▶ **DIRECTIVE**
From the listing below, extract every line in which the word "Controls" appears.

▶ **Records from a data collection**
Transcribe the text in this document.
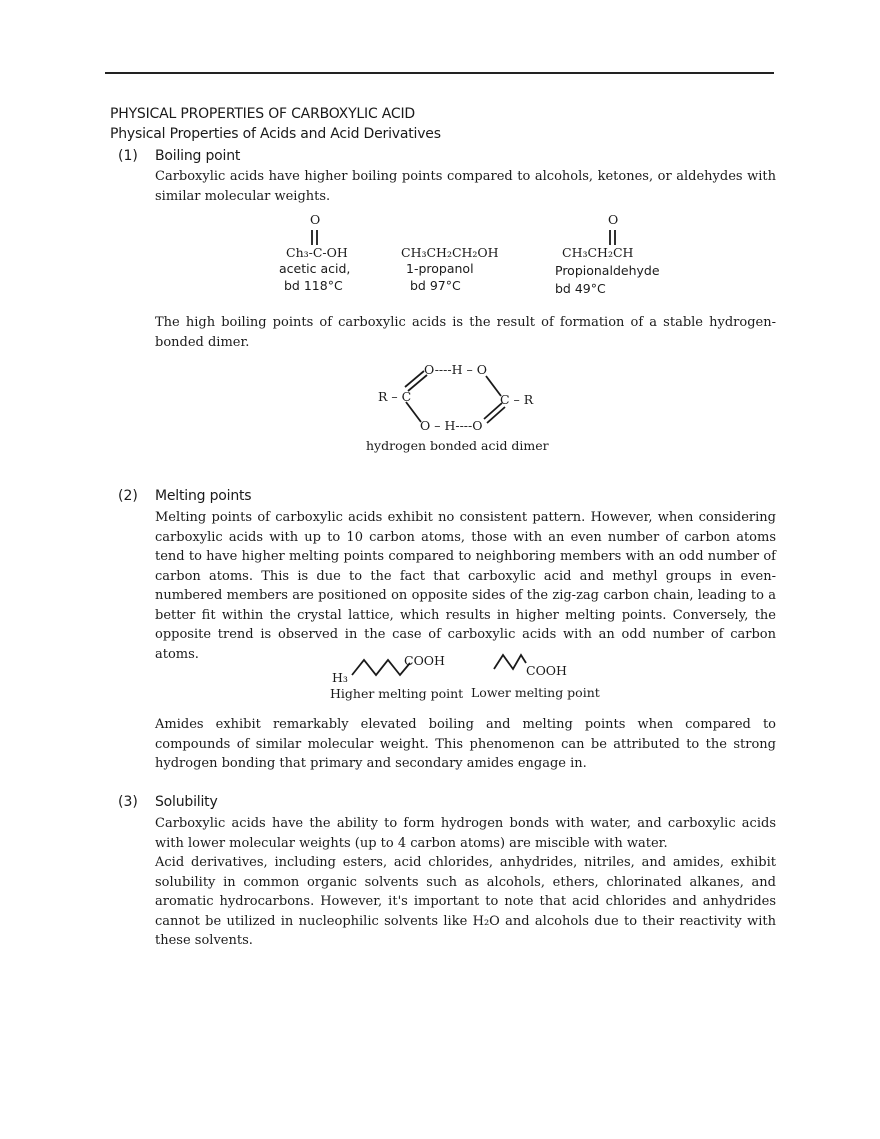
PHYSICAL PROPERTIES OF CARBOXYLIC ACID
Physical Properties of Acids and Acid Derivatives
(1) Boiling point
Carboxylic acids have higher boiling points compared to alcohols, ketones, or aldehydes with similar molecular weights.
O
Ch₃-C-OH
acetic acid,
bd 118°C
CH₃CH₂CH₂OH
1-propanol
bd 97°C
O
CH₃CH₂CH
Propionaldehyde
bd 49°C
The high boiling points of carboxylic acids is the result of formation of a stable hydrogen-bonded dimer.
O----H – O
R – C	C – R
O – H----O
hydrogen bonded acid dimer
(2) Melting points
Melting points of carboxylic acids exhibit no consistent pattern. However, when considering carboxylic acids with up to 10 carbon atoms, those with an even number of carbon atoms tend to have higher melting points compared to neighboring members with an odd number of carbon atoms. This is due to the fact that carboxylic acid and methyl groups in even-numbered members are positioned on opposite sides of the zig-zag carbon chain, leading to a better fit within the crystal lattice, which results in higher melting points. Conversely, the opposite trend is observed in the case of carboxylic acids with an odd number of carbon atoms.
H₃
COOH
Higher melting point
COOH
Lower melting point
Amides exhibit remarkably elevated boiling and melting points when compared to compounds of similar molecular weight. This phenomenon can be attributed to the strong hydrogen bonding that primary and secondary amides engage in.
(3) Solubility
Carboxylic acids have the ability to form hydrogen bonds with water, and carboxylic acids with lower molecular weights (up to 4 carbon atoms) are miscible with water.
Acid derivatives, including esters, acid chlorides, anhydrides, nitriles, and amides, exhibit solubility in common organic solvents such as alcohols, ethers, chlorinated alkanes, and aromatic hydrocarbons. However, it's important to note that acid chlorides and anhydrides cannot be utilized in nucleophilic solvents like H₂O and alcohols due to their reactivity with these solvents.
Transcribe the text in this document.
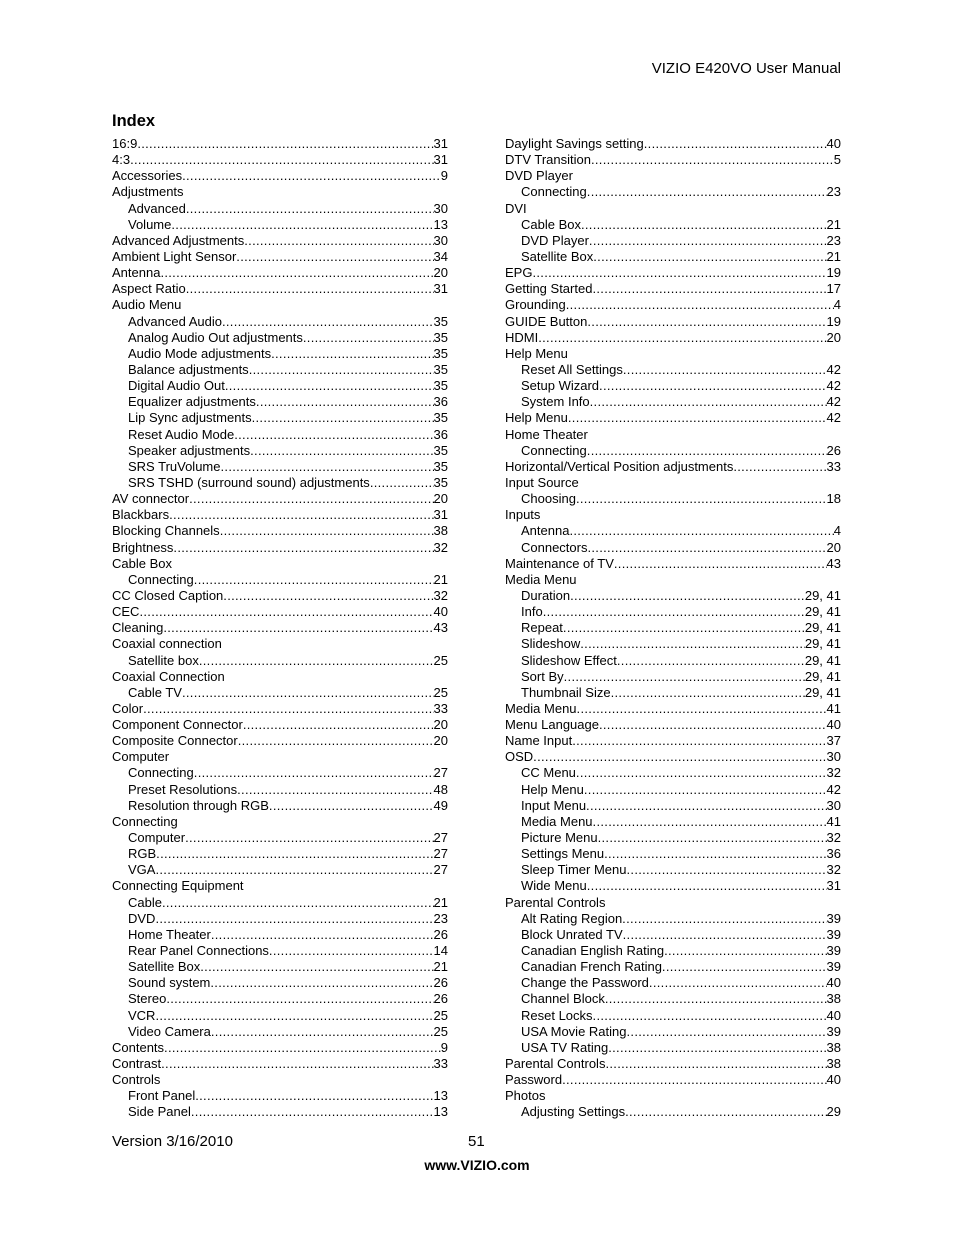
VIZIO E420VO User Manual
Index
16:9 .....	31
4:3 .....	31
Accessories .....	9
Adjustments
Advanced .....	30
Volume .....	13
Advanced Adjustments .....	30
Ambient Light Sensor .....	34
Antenna .....	20
Aspect Ratio .....	31
Audio Menu
Advanced Audio .....	35
Analog Audio Out adjustments .....	35
Audio Mode adjustments .....	35
Balance adjustments .....	35
Digital Audio Out .....	35
Equalizer adjustments .....	36
Lip Sync adjustments .....	35
Reset Audio Mode .....	36
Speaker adjustments .....	35
SRS TruVolume .....	35
SRS TSHD (surround sound) adjustments .....	35
AV connector .....	20
Blackbars .....	31
Blocking Channels .....	38
Brightness .....	32
Cable Box
Connecting .....	21
CC Closed Caption .....	32
CEC .....	40
Cleaning .....	43
Coaxial connection
Satellite box .....	25
Coaxial Connection
Cable TV .....	25
Color .....	33
Component Connector .....	20
Composite Connector .....	20
Computer
Connecting .....	27
Preset Resolutions .....	48
Resolution through RGB .....	49
Connecting
Computer .....	27
RGB .....	27
VGA .....	27
Connecting Equipment
Cable .....	21
DVD .....	23
Home Theater .....	26
Rear Panel Connections .....	14
Satellite Box .....	21
Sound system .....	26
Stereo .....	26
VCR .....	25
Video Camera .....	25
Contents .....	9
Contrast .....	33
Controls
Front Panel .....	13
Side Panel .....	13
Daylight Savings setting .....	40
DTV Transition .....	5
DVD Player
Connecting .....	23
DVI
Cable Box .....	21
DVD Player .....	23
Satellite Box .....	21
EPG .....	19
Getting Started .....	17
Grounding .....	4
GUIDE Button .....	19
HDMI .....	20
Help Menu
Reset All Settings .....	42
Setup Wizard .....	42
System Info .....	42
Help Menu .....	42
Home Theater
Connecting .....	26
Horizontal/Vertical Position adjustments .....	33
Input Source
Choosing .....	18
Inputs
Antenna .....	4
Connectors .....	20
Maintenance of TV .....	43
Media Menu
Duration .....	29, 41
Info .....	29, 41
Repeat .....	29, 41
Slideshow .....	29, 41
Slideshow Effect .....	29, 41
Sort By .....	29, 41
Thumbnail Size .....	29, 41
Media Menu .....	41
Menu Language .....	40
Name Input .....	37
OSD .....	30
CC Menu .....	32
Help Menu .....	42
Input Menu .....	30
Media Menu .....	41
Picture Menu .....	32
Settings Menu .....	36
Sleep Timer Menu .....	32
Wide Menu .....	31
Parental Controls
Alt Rating Region .....	39
Block Unrated TV .....	39
Canadian English Rating .....	39
Canadian French Rating .....	39
Change the Password .....	40
Channel Block .....	38
Reset Locks .....	40
USA Movie Rating .....	39
USA TV Rating .....	38
Parental Controls .....	38
Password .....	40
Photos
Adjusting Settings .....	29
Version 3/16/2010	51
www.VIZIO.com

▶ **TASK RESPONSE**
Controls
Parental Controls
Parental Controls .....	38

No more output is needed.